**TASK DESCRIPTION**.
Pick out every line that holds the string "درجة" and copy it.

**PROVIDED INFORMATION**.
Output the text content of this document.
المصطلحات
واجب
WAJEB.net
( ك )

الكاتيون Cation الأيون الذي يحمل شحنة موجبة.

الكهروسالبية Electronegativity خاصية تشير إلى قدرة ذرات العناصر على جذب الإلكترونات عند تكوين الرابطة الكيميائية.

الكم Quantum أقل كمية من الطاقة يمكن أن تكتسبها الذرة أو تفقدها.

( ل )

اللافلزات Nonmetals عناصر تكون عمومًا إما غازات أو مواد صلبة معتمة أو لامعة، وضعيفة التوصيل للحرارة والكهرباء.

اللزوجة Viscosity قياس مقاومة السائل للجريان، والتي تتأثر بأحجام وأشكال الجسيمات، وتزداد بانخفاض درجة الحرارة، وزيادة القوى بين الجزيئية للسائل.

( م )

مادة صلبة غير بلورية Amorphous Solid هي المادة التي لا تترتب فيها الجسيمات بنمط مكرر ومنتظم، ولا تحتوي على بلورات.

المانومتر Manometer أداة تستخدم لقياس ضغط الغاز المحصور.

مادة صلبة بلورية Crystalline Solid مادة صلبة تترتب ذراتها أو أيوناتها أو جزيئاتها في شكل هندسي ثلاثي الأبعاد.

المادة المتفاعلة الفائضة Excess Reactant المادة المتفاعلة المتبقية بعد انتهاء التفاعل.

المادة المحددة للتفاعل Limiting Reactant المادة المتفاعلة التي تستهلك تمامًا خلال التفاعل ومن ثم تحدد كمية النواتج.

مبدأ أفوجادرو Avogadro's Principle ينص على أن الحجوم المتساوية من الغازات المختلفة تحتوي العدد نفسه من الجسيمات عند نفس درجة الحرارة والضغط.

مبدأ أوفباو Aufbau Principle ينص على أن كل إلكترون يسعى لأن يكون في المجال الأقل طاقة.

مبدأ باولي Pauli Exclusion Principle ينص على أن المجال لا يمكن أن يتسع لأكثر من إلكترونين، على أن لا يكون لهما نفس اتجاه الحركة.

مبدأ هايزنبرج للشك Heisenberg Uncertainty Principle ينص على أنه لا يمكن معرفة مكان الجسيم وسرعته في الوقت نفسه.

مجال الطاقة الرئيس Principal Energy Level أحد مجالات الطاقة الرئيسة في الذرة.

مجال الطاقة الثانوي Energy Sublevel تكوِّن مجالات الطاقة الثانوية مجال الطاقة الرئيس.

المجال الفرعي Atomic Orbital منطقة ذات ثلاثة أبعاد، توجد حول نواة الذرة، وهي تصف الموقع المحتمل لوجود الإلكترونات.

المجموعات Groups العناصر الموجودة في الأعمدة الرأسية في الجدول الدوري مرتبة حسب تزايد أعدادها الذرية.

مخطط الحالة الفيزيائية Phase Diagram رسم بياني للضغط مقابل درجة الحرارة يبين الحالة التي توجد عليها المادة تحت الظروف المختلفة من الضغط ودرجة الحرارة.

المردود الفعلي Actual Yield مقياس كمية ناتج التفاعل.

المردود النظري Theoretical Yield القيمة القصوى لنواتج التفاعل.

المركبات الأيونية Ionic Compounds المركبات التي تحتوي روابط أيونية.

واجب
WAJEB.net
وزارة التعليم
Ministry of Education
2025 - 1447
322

**EXERCISE SOLUTION**.
اللزوجة Viscosity قياس مقاومة السائل للجريان، والتي تتأثر بأحجام وأشكال الجسيمات، وتزداد بانخفاض درجة الحرارة، وزيادة القوى بين الجزيئية للسائل.
مبدأ أفوجادرو Avogadro's Principle ينص على أن الحجوم المتساوية من الغازات المختلفة تحتوي العدد نفسه من الجسيمات عند نفس درجة الحرارة والضغط.
مخطط الحالة الفيزيائية Phase Diagram رسم بياني للضغط مقابل درجة الحرارة يبين الحالة التي توجد عليها المادة تحت الظروف المختلفة من الضغط ودرجة الحرارة.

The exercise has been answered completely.